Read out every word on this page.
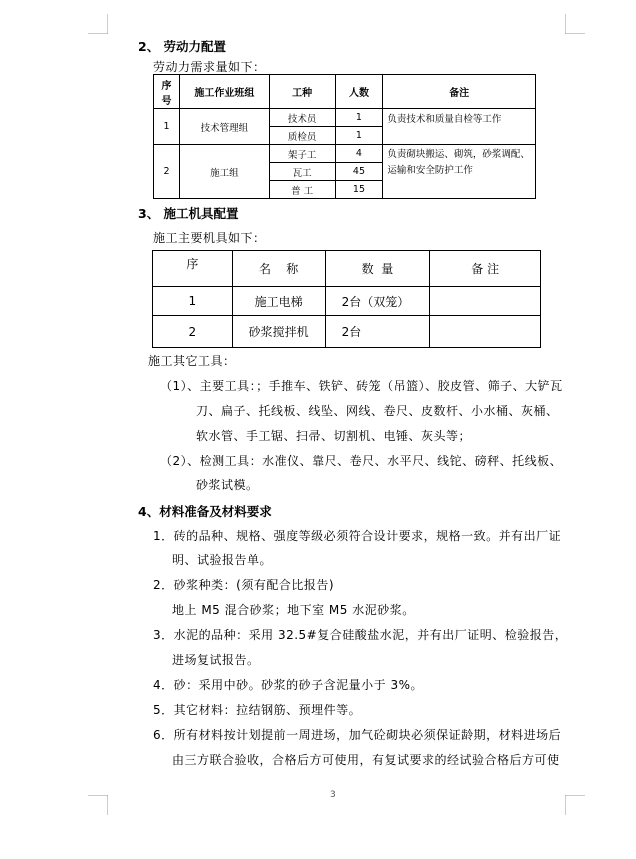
2、 劳动力配置
劳动力需求量如下：
序号	施工作业班组	工种	人数	备注
1	技术管理组	技术员	1	负责技术和质量自检等工作
		质检员	1	
2	施工组	架子工	4	负责砌块搬运、砌筑，砂浆调配、运输和安全防护工作
		瓦工	45	
		普 工	15	
3、 施工机具配置
施工主要机具如下：
序	名    称	数  量	备 注
1	施工电梯	2台（双笼）	
2	砂浆搅拌机	2台	
施工其它工具：
（1）、主要工具：；手推车、铁铲、砖笼（吊篮）、胶皮管、筛子、大铲瓦
刀、扁子、托线板、线坠、网线、卷尺、皮数杆、小水桶、灰桶、
软水管、手工锯、扫帚、切割机、电锤、灰头等；
（2）、检测工具：水准仪、靠尺、卷尺、水平尺、线铊、磅秤、托线板、
砂浆试模。
4、材料准备及材料要求
1．砖的品种、规格、强度等级必须符合设计要求，规格一致。并有出厂证
明、试验报告单。
2．砂浆种类：(须有配合比报告)
地上 M5 混合砂浆；地下室 M5 水泥砂浆。
3．水泥的品种：采用 32.5#复合硅酸盐水泥，并有出厂证明、检验报告，
进场复试报告。
4．砂：采用中砂。砂浆的砂子含泥量小于 3%。
5．其它材料：拉结钢筋、预埋件等。
6．所有材料按计划提前一周进场，加气砼砌块必须保证龄期，材料进场后
由三方联合验收，合格后方可使用，有复试要求的经试验合格后方可使
3
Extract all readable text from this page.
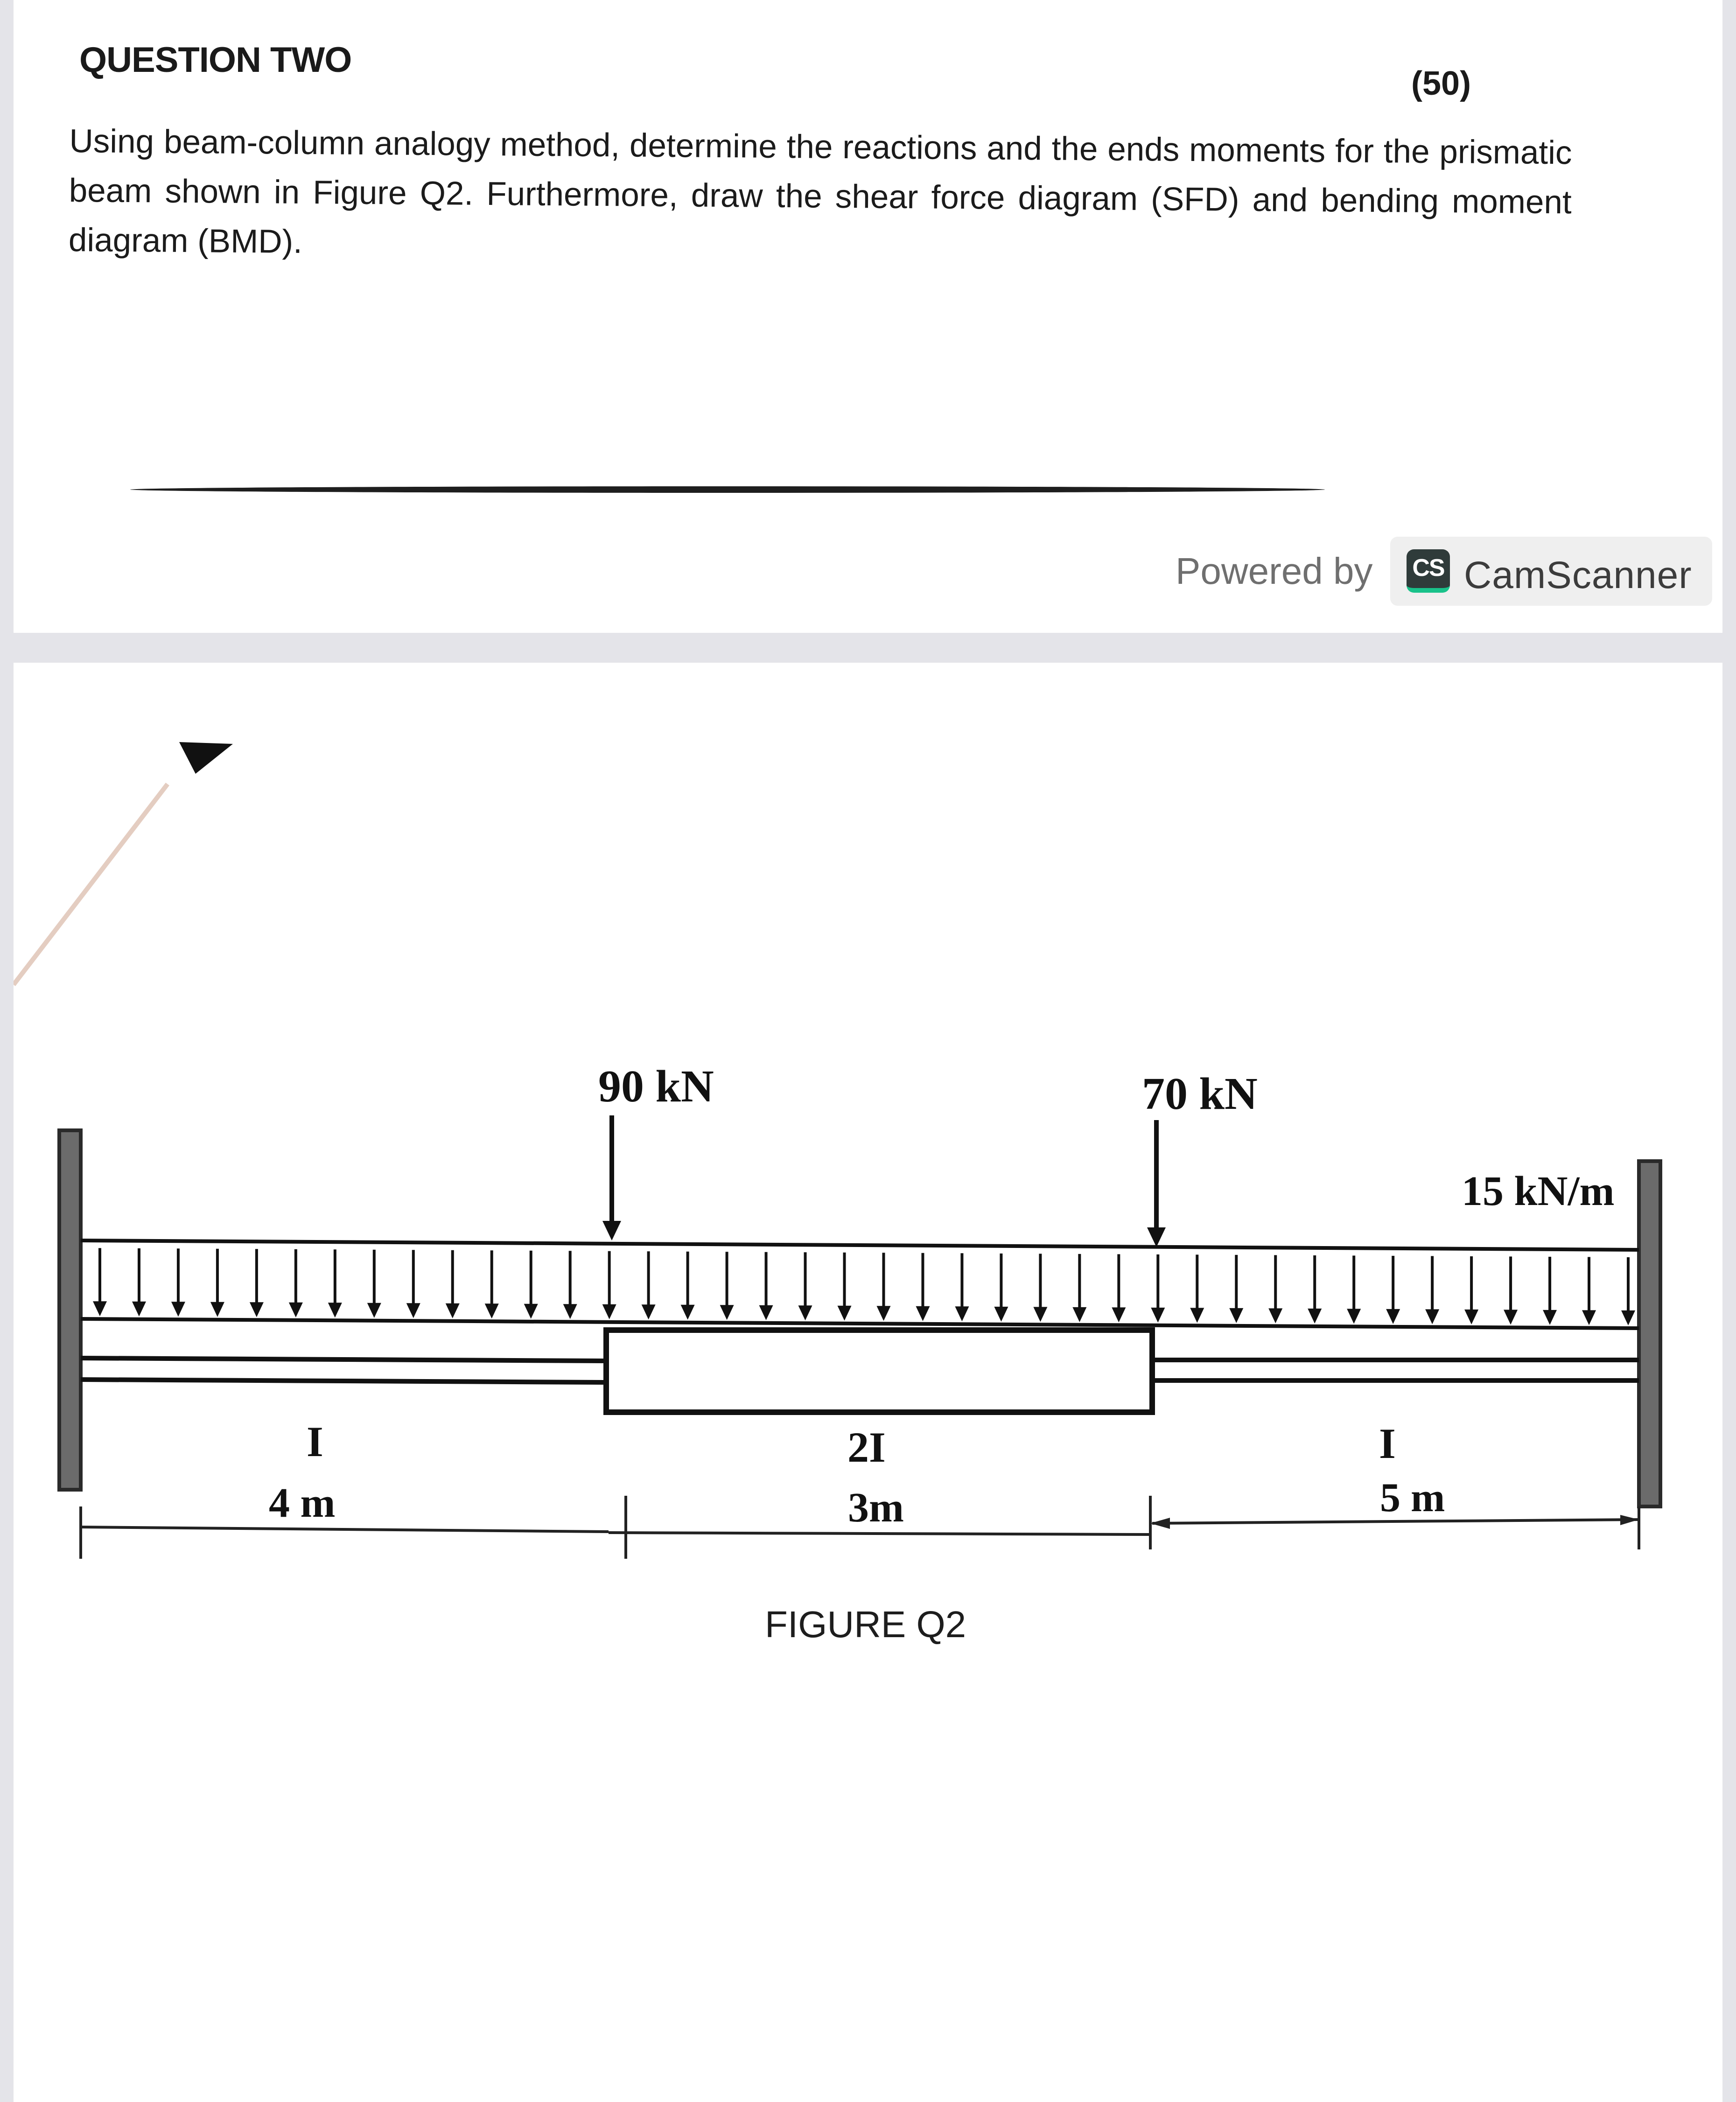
QUESTION TWO
(50)

Using beam-column analogy method, determine the reactions and the ends moments for the prismatic beam shown in Figure Q2. Furthermore, draw the shear force diagram (SFD) and bending moment diagram (BMD).

Powered by CS CamScanner
90 kN	70 kN
15 kN/m
I	2I	I
4 m	3m	5 m
FIGURE Q2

■ **What to produce**
Output all the records, word for word, with no pictures in the copy.

■ **Written reply**
Read out every word on this page.
2、 劳动力配置
劳动力需求量如下：
序号	施工作业班组	工种	人数	备注
1	技术管理组	技术员	1	负责技术和质量自检等工作
		质检员	1	
2	施工组	架子工	4	负责砌块搬运、砌筑，砂浆调配、运输和安全防护工作
		瓦工	45	
		普 工	15	
3、 施工机具配置
施工主要机具如下：
序	名    称	数  量	备 注
1	施工电梯	2台（双笼）	
2	砂浆搅拌机	2台	
施工其它工具：
（1）、主要工具：；手推车、铁铲、砖笼（吊篮）、胶皮管、筛子、大铲瓦
刀、扁子、托线板、线坠、网线、卷尺、皮数杆、小水桶、灰桶、
软水管、手工锯、扫帚、切割机、电锤、灰头等；
（2）、检测工具：水准仪、靠尺、卷尺、水平尺、线铊、磅秤、托线板、
砂浆试模。
4、材料准备及材料要求
1．砖的品种、规格、强度等级必须符合设计要求，规格一致。并有出厂证
明、试验报告单。
2．砂浆种类：(须有配合比报告)
地上 M5 混合砂浆；地下室 M5 水泥砂浆。
3．水泥的品种：采用 32.5#复合硅酸盐水泥，并有出厂证明、检验报告，
进场复试报告。
4．砂：采用中砂。砂浆的砂子含泥量小于 3%。
5．其它材料：拉结钢筋、预埋件等。
6．所有材料按计划提前一周进场，加气砼砌块必须保证龄期，材料进场后
由三方联合验收，合格后方可使用，有复试要求的经试验合格后方可使
3
Extract all readable text from this page.
QUESTION TWO
(50)

Using beam-column analogy method, determine the reactions and the ends moments for the prismatic beam shown in Figure Q2. Furthermore, draw the shear force diagram (SFD) and bending moment diagram (BMD).

Powered by CS CamScanner
90 kN	70 kN
15 kN/m
I	2I	I
4 m	3m	5 m
FIGURE Q2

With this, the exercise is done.